(Data entries)
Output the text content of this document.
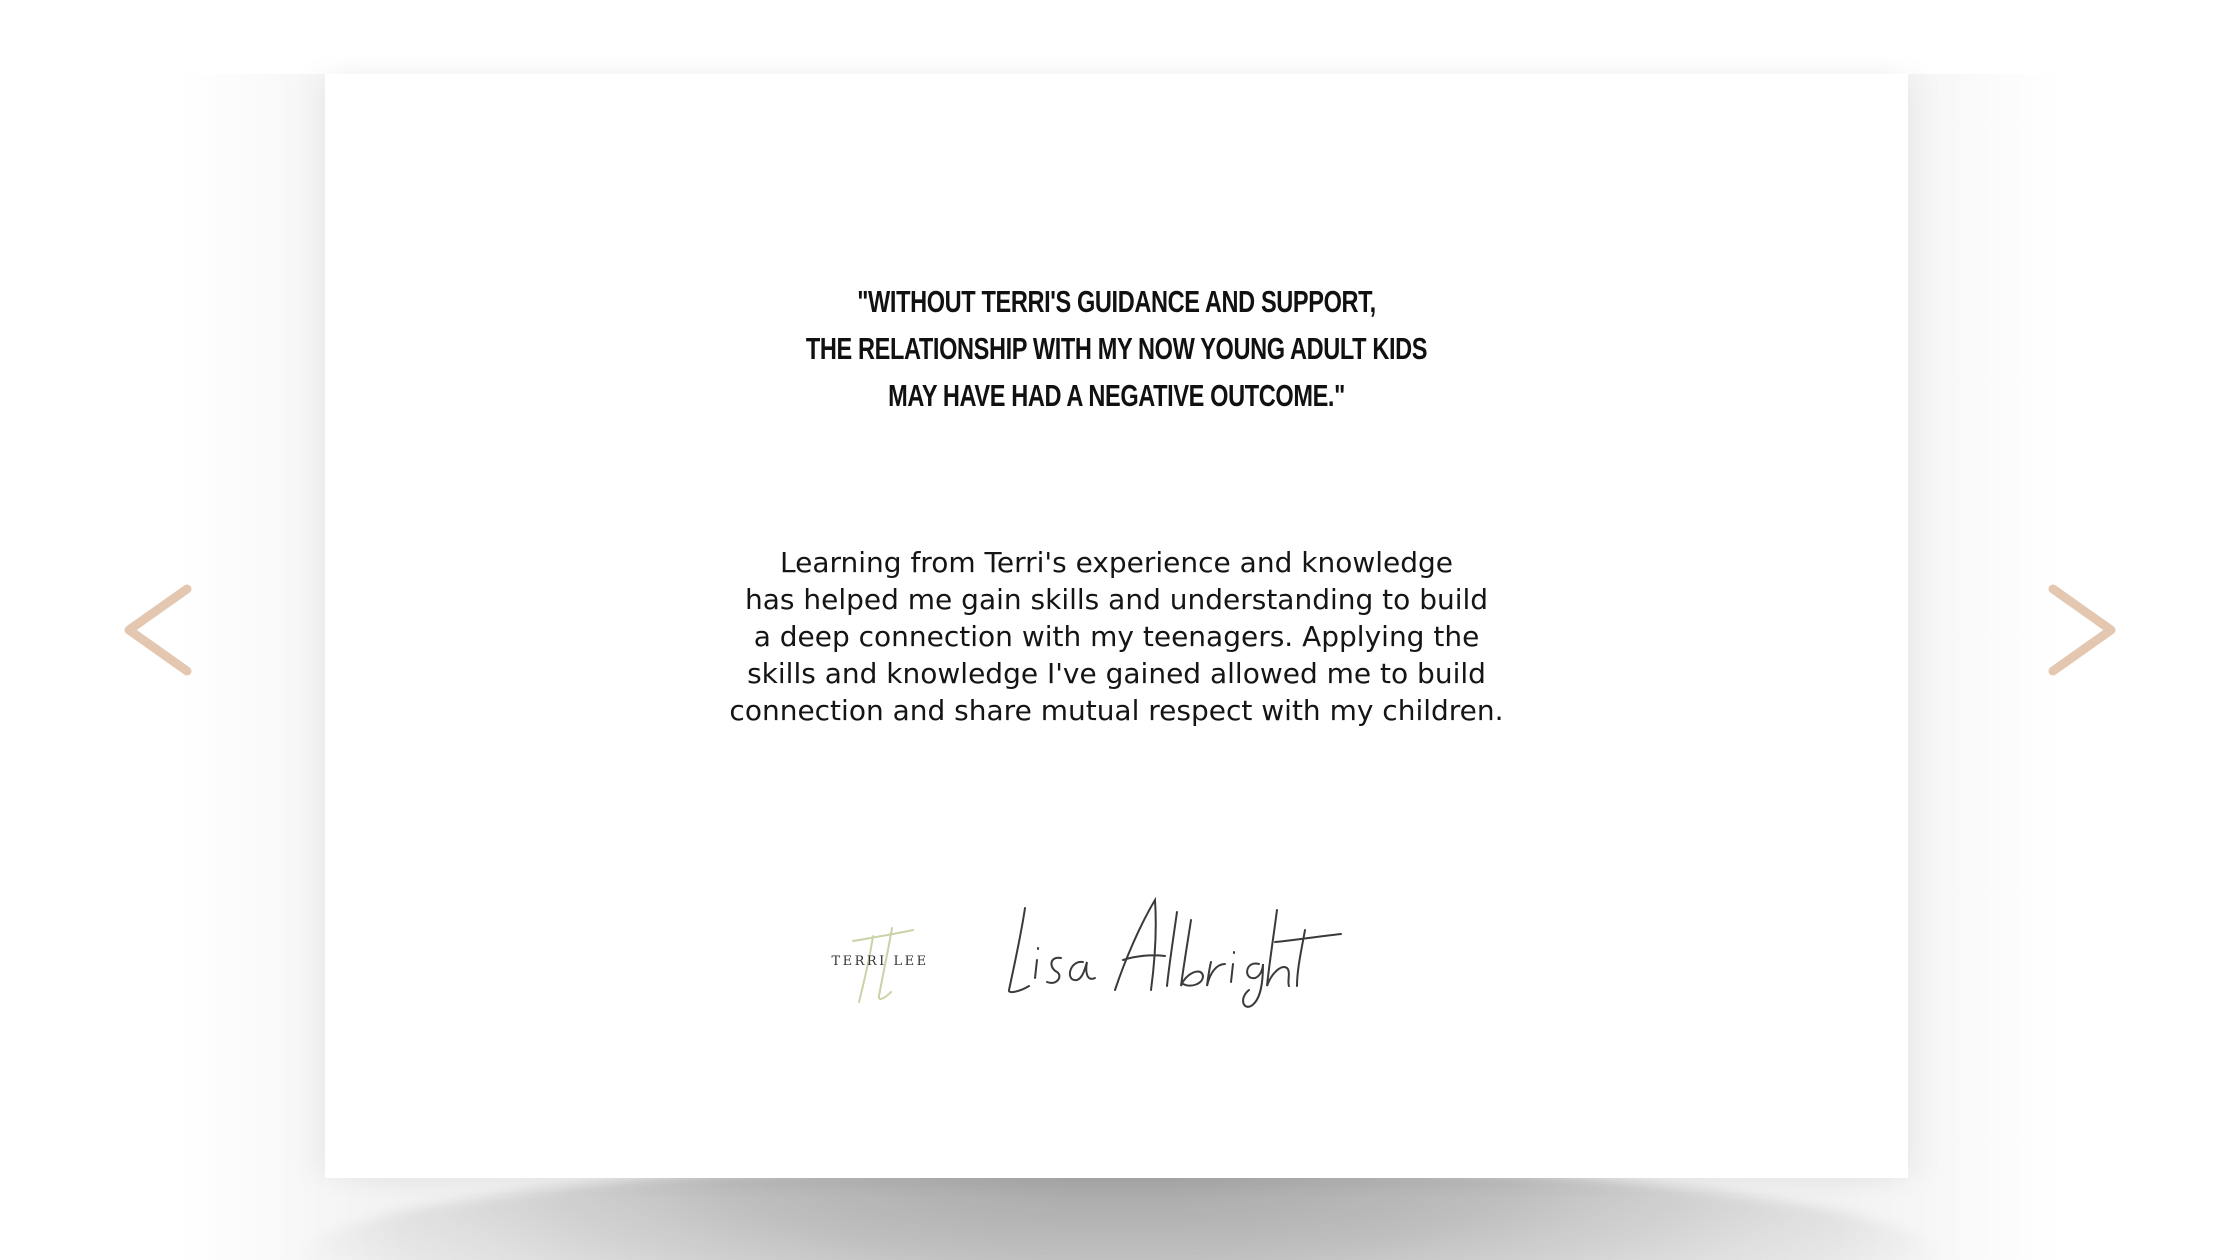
"WITHOUT TERRI'S GUIDANCE AND SUPPORT,
THE RELATIONSHIP WITH MY NOW YOUNG ADULT KIDS
MAY HAVE HAD A NEGATIVE OUTCOME."
Learning from Terri's experience and knowledge
has helped me gain skills and understanding to build
a deep connection with my teenagers. Applying the
skills and knowledge I've gained allowed me to build
connection and share mutual respect with my children.
TERRI LEE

- **Direction**: Pictures stay out; reproduce every line of the records exactly.

- **Task answer**:
Output the text content of this document.
"WITHOUT TERRI'S GUIDANCE AND SUPPORT,
THE RELATIONSHIP WITH MY NOW YOUNG ADULT KIDS
MAY HAVE HAD A NEGATIVE OUTCOME."
Learning from Terri's experience and knowledge
has helped me gain skills and understanding to build
a deep connection with my teenagers. Applying the
skills and knowledge I've gained allowed me to build
connection and share mutual respect with my children.
TERRI LEE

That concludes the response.